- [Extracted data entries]
--------------------------------------------------

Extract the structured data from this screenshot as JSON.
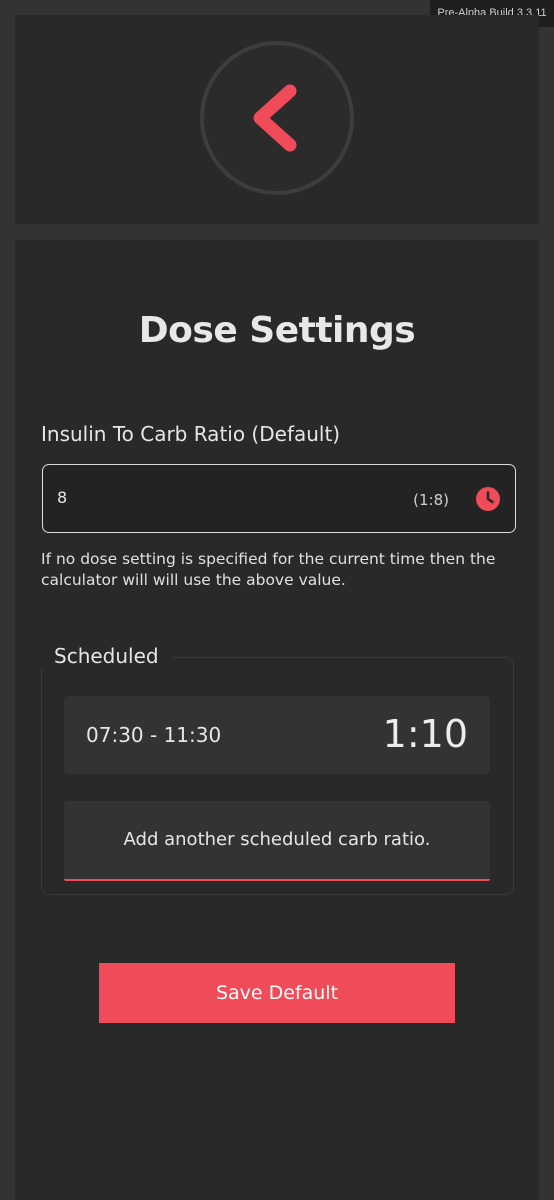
{
  "build": {
    "label": "Pre-Alpha Build 3.3.11"
  },
  "header": {
    "back_icon": "chevron-left-icon"
  },
  "page": {
    "title": "Dose Settings"
  },
  "default_ratio": {
    "label": "Insulin To Carb Ratio (Default)",
    "value": "8",
    "display": "(1:8)",
    "icon": "clock-icon",
    "help_text": "If no dose setting is specified for the current time then the calculator will will use the above value."
  },
  "scheduled": {
    "legend": "Scheduled",
    "items": [
      {
        "time_range": "07:30 - 11:30",
        "ratio": "1:10"
      }
    ],
    "add_label": "Add another scheduled carb ratio."
  },
  "actions": {
    "save_label": "Save Default"
  },
  "colors": {
    "accent": "#ef4b59",
    "panel": "#292929",
    "background": "#333333"
  }
}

--------------------------------------------------

Drop the images and quote the entries word for word.

Extract the structured data from this screenshot as JSON.
{
  "build": {
    "label": "Pre-Alpha Build 3.3.11"
  },
  "header": {
    "back_icon": "chevron-left-icon"
  },
  "page": {
    "title": "Dose Settings"
  },
  "default_ratio": {
    "label": "Insulin To Carb Ratio (Default)",
    "value": "8",
    "display": "(1:8)",
    "icon": "clock-icon",
    "help_text": "If no dose setting is specified for the current time then the calculator will will use the above value."
  },
  "scheduled": {
    "legend": "Scheduled",
    "items": [
      {
        "time_range": "07:30 - 11:30",
        "ratio": "1:10"
      }
    ],
    "add_label": "Add another scheduled carb ratio."
  },
  "actions": {
    "save_label": "Save Default"
  },
  "colors": {
    "accent": "#ef4b59",
    "panel": "#292929",
    "background": "#333333"
  }
}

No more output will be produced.